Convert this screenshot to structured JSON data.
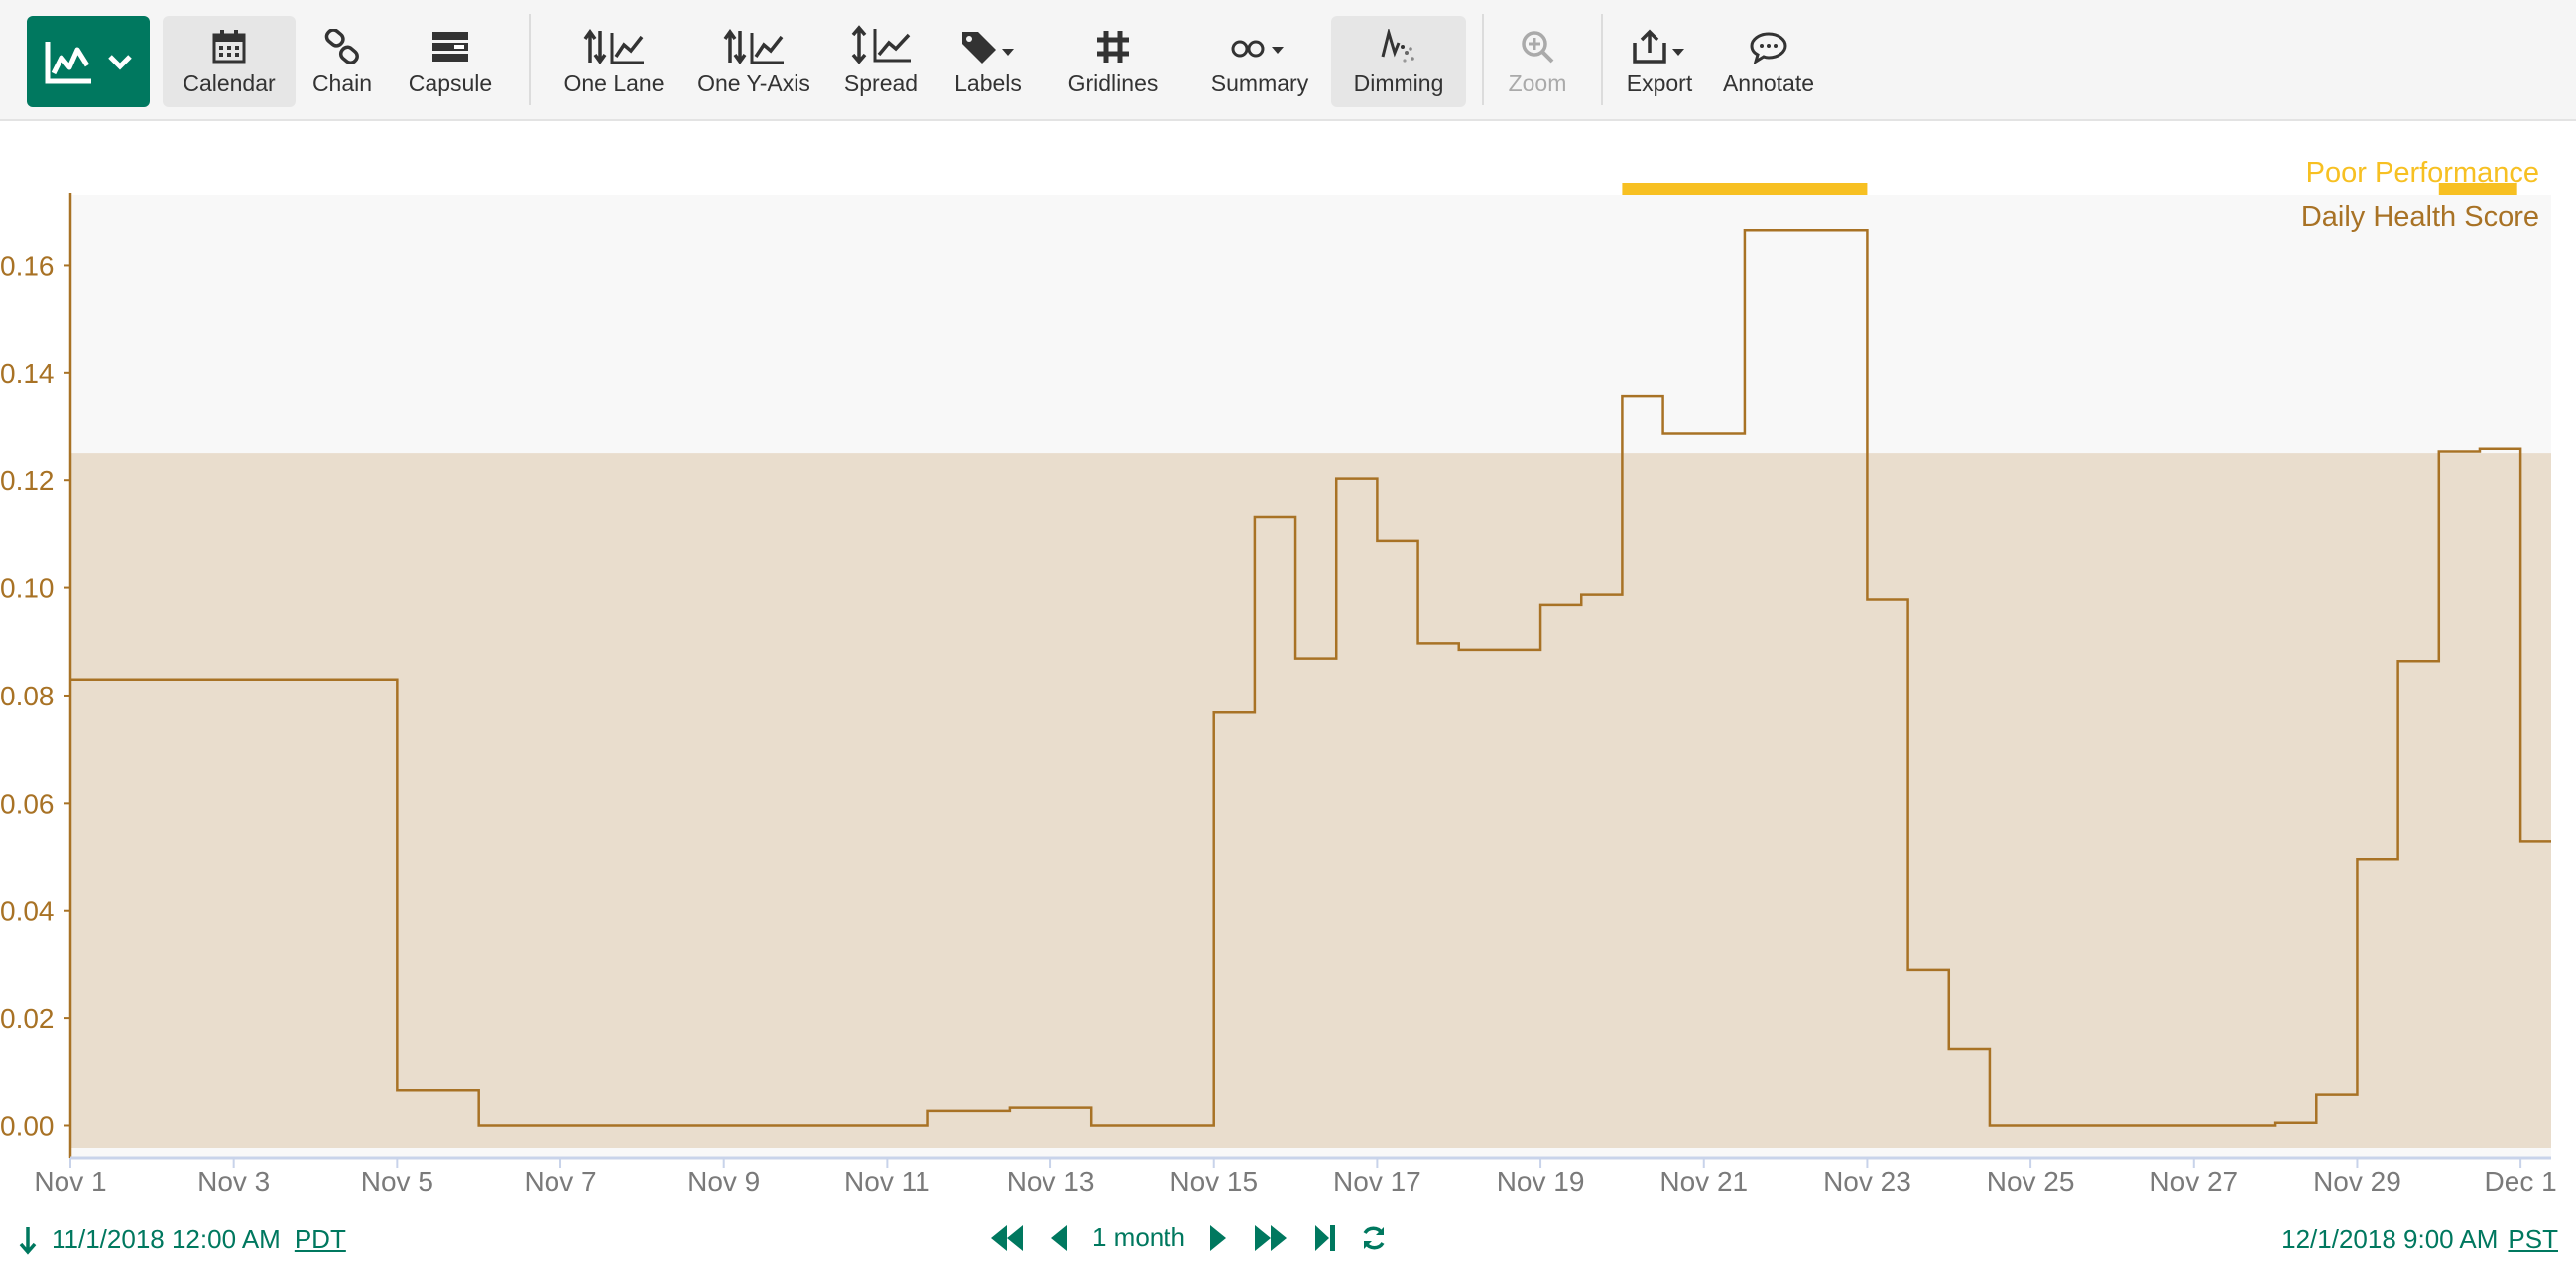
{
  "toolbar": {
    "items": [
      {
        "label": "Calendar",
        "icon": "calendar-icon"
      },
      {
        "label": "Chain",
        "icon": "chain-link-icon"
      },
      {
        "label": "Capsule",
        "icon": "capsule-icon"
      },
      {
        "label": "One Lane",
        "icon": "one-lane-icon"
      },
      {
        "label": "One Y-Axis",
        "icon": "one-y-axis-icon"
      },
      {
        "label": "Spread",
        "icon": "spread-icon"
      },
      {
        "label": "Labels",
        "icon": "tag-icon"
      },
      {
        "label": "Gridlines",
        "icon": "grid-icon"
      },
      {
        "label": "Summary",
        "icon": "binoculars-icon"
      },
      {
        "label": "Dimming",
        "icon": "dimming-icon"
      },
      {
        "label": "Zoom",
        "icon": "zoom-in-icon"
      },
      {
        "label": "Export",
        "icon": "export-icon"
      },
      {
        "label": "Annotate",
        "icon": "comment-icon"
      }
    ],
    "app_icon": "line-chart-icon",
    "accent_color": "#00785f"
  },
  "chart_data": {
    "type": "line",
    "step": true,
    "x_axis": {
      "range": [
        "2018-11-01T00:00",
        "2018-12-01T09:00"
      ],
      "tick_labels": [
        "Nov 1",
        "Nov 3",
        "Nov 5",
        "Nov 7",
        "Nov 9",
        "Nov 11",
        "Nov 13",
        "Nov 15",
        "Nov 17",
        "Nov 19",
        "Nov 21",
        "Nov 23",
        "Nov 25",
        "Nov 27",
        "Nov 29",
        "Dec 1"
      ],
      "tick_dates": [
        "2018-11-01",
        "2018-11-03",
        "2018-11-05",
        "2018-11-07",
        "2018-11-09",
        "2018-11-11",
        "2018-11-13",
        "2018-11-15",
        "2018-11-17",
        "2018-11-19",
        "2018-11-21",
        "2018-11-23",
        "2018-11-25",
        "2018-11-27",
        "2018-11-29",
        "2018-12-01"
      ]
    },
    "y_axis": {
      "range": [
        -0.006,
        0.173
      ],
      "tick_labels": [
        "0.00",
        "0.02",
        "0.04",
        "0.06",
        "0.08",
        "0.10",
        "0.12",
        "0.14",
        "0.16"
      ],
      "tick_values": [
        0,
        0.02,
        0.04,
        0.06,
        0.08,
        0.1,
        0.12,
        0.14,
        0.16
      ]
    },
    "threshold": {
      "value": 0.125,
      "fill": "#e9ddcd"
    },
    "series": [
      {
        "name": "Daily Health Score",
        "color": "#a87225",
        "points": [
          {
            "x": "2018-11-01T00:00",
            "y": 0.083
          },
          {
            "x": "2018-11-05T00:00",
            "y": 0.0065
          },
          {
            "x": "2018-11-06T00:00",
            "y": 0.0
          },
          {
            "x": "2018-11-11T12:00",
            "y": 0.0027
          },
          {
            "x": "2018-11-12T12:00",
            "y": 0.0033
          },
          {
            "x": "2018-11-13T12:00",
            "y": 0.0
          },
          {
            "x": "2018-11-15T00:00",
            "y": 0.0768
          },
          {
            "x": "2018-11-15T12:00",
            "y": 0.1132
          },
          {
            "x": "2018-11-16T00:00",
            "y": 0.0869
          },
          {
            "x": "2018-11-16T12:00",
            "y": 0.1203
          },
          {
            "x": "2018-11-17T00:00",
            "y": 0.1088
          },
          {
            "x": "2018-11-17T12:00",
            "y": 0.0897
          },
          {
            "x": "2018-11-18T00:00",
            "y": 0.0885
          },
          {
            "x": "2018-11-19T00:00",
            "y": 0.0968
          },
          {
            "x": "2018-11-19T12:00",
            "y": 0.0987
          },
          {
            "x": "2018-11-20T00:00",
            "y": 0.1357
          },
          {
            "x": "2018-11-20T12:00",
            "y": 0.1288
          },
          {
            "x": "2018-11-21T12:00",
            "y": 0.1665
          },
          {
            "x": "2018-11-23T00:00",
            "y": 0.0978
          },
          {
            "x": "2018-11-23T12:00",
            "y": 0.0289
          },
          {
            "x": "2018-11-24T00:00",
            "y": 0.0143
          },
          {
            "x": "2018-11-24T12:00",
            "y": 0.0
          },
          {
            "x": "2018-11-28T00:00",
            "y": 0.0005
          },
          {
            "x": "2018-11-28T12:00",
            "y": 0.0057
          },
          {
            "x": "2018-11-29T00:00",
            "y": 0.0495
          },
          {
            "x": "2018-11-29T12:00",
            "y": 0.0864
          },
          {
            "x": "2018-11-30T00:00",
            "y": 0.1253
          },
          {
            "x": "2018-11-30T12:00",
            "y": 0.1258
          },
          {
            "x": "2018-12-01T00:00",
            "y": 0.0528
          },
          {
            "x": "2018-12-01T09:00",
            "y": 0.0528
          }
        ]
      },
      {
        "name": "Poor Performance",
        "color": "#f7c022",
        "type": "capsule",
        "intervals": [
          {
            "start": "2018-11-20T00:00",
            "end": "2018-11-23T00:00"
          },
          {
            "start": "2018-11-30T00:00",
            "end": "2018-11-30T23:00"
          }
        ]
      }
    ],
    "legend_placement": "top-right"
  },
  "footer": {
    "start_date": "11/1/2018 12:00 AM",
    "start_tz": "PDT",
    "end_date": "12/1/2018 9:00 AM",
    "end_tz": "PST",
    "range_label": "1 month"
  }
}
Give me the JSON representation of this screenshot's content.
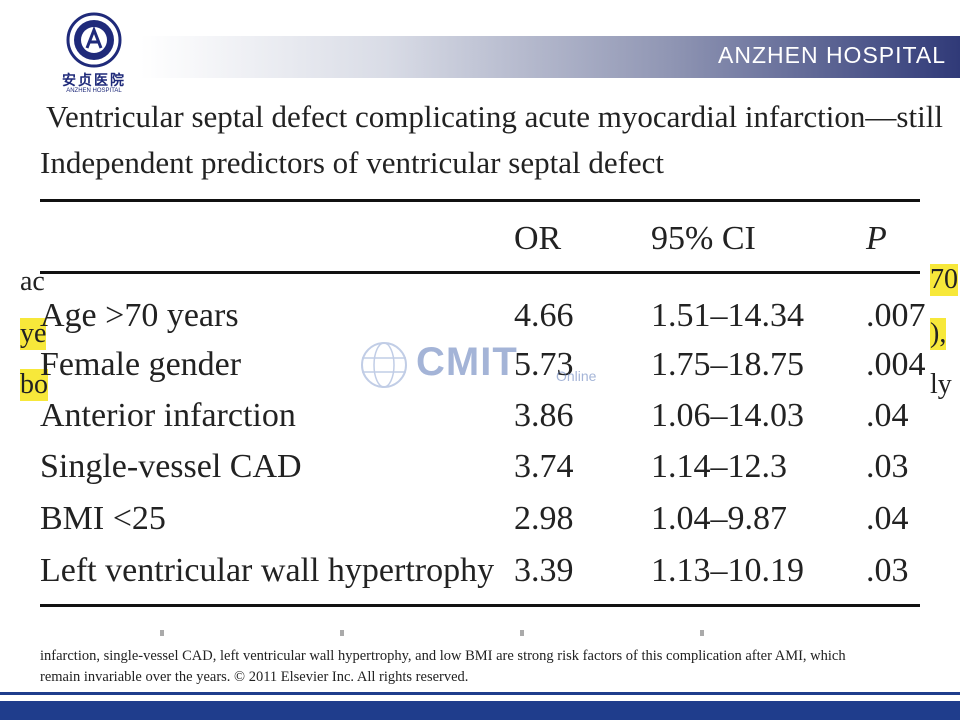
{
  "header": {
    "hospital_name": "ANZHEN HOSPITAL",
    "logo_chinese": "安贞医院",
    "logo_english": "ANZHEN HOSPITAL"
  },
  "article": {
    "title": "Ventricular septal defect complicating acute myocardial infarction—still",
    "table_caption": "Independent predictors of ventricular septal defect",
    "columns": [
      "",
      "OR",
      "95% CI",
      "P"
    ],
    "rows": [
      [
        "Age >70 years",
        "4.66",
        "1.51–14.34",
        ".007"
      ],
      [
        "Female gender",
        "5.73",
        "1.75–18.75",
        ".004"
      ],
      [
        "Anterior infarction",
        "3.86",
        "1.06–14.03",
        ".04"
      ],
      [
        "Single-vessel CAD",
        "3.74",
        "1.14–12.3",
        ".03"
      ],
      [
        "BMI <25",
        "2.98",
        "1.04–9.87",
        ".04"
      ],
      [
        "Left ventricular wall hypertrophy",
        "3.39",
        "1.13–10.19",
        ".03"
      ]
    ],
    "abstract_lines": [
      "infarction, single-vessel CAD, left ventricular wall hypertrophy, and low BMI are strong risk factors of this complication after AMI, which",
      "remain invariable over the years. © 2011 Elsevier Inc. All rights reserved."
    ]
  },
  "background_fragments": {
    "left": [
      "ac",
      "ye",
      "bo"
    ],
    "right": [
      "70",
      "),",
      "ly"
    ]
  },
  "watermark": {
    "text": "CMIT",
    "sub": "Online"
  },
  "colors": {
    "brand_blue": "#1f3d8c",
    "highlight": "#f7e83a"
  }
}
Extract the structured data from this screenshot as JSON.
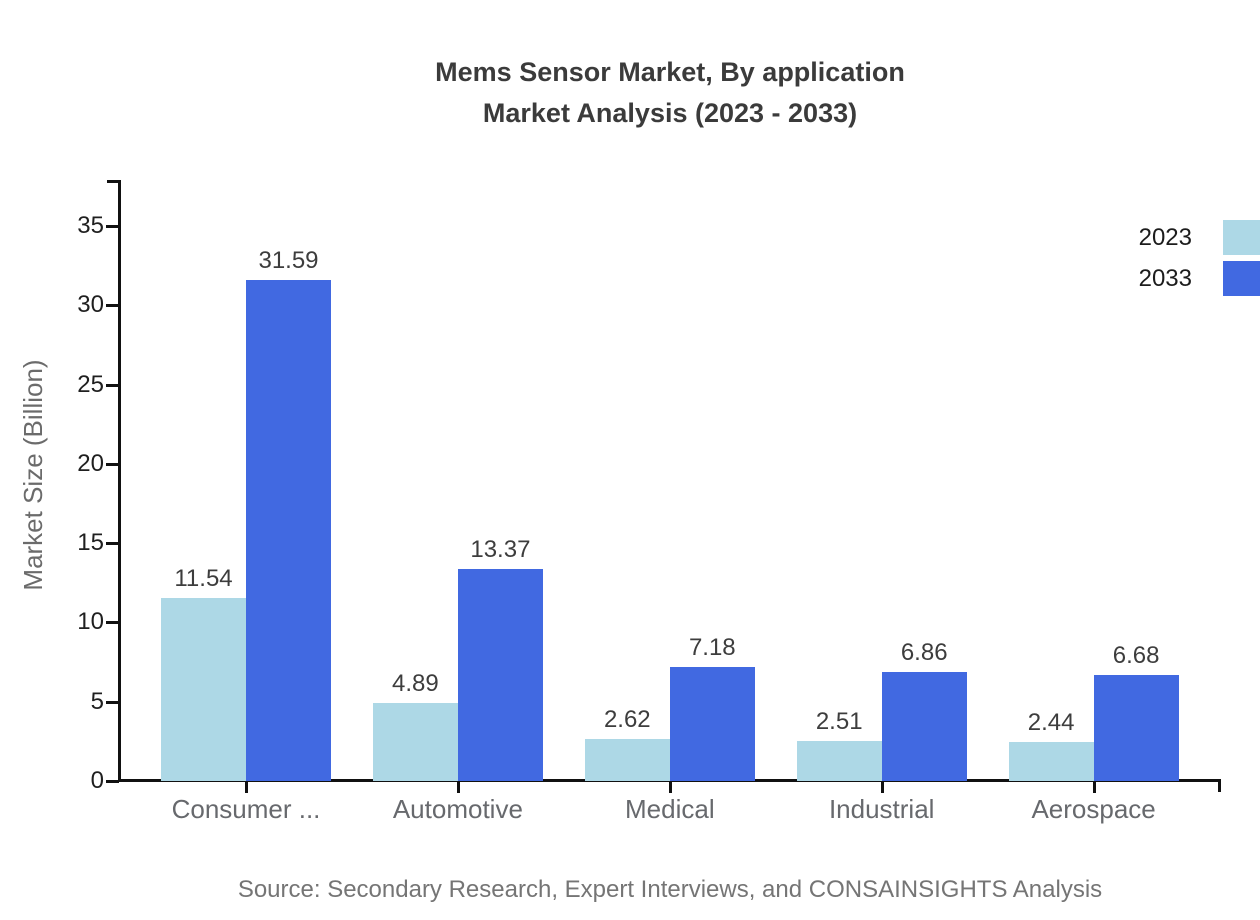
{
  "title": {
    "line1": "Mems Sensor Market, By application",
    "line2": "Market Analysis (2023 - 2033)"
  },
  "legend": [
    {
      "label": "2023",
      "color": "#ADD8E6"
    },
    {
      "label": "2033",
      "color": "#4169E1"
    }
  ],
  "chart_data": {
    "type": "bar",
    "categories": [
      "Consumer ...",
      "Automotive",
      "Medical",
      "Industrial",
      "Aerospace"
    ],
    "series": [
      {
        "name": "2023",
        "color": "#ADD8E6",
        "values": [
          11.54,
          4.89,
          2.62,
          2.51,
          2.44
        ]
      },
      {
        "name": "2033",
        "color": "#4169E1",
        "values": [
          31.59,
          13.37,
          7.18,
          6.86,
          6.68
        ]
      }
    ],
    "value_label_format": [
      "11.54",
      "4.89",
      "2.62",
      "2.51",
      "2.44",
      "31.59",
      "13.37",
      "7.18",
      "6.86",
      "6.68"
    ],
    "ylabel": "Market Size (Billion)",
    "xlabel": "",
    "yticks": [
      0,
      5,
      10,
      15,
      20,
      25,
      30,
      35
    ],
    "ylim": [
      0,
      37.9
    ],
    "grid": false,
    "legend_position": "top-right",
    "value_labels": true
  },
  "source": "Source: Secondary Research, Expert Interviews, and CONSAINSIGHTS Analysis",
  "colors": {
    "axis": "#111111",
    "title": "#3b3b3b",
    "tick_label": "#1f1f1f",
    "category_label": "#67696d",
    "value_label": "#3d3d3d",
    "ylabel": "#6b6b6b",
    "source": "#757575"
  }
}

-=-=-=-=-

Stated exercise:
Looking at the records above, say how many lines hold the string "screenshot". Write nothing but the number.

Worked solution:
3